The task:
Count how many of the lines below contain the string "color", and reply with that number only.

= = = =

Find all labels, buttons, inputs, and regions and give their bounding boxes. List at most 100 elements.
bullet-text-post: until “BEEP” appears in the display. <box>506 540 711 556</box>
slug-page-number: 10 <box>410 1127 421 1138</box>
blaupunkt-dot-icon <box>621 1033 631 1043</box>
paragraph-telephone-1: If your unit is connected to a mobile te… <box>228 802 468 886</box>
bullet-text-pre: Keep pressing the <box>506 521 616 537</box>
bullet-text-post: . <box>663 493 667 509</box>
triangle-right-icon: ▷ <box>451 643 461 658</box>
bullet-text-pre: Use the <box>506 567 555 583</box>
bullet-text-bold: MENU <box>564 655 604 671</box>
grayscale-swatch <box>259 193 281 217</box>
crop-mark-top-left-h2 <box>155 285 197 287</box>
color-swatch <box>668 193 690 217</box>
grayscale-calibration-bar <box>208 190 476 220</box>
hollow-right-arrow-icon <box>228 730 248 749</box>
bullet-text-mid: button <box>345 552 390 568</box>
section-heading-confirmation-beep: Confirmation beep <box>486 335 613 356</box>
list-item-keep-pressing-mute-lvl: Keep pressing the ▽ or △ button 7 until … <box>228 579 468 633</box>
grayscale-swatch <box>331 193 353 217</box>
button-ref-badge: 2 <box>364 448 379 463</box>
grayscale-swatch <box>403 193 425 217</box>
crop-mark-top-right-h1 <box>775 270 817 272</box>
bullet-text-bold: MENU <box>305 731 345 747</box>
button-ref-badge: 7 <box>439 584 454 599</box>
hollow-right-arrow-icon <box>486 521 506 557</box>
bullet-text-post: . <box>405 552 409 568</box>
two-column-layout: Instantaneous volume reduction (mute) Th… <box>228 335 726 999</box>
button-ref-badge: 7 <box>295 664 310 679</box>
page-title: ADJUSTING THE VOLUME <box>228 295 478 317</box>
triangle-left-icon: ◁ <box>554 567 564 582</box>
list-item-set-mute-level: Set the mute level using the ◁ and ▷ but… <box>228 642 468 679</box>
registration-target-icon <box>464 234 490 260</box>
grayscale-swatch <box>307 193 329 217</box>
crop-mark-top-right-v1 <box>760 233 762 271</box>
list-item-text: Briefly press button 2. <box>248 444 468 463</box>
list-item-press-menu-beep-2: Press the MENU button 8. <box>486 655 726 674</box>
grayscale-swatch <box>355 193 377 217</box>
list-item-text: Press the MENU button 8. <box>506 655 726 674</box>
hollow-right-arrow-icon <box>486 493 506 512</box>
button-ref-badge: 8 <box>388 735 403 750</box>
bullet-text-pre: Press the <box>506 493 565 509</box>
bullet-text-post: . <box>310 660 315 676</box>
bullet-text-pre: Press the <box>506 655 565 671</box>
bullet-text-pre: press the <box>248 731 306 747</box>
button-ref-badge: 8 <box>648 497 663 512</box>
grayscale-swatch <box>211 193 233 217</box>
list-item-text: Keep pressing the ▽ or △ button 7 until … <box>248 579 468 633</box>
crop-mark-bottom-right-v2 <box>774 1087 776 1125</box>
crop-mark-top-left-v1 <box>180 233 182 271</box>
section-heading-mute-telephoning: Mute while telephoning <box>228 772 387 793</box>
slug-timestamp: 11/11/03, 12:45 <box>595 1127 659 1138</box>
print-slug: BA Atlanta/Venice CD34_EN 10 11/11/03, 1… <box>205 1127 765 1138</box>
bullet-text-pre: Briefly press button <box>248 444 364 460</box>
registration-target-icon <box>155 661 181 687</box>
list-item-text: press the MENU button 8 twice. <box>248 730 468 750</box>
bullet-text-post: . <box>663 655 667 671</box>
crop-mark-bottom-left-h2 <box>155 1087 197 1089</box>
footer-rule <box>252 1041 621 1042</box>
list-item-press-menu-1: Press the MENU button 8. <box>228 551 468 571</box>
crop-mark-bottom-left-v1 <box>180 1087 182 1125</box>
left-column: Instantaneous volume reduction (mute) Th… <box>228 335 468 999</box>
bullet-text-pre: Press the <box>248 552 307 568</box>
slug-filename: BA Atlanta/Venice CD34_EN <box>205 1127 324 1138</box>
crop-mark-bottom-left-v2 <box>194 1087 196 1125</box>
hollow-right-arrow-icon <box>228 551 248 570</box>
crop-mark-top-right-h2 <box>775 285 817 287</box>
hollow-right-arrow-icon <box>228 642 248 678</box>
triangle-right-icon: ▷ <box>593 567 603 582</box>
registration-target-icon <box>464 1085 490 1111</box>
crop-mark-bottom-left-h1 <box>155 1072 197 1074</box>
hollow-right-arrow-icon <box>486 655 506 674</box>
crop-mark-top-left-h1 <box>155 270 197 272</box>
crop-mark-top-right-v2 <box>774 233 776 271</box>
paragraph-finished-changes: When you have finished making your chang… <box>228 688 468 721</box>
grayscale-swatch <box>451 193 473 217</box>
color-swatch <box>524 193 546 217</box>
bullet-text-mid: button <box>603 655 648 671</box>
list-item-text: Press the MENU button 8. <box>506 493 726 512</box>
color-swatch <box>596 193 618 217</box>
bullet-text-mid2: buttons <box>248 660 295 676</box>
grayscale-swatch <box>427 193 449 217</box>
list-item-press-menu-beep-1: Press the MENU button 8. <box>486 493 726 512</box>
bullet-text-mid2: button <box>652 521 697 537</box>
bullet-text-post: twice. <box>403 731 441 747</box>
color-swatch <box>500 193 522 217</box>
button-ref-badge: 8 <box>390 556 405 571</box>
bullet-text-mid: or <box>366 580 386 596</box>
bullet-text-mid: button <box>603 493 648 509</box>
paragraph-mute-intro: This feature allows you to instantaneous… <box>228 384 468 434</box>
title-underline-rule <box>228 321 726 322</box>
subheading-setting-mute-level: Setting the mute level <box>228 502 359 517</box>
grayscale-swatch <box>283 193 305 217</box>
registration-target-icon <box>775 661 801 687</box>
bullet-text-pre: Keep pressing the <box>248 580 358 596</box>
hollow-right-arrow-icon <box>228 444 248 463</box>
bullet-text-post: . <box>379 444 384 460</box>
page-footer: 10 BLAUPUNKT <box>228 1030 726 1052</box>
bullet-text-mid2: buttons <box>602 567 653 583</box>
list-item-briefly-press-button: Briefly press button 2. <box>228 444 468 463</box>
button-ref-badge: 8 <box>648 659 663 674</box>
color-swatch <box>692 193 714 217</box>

= = = =

Solution to this problem:
5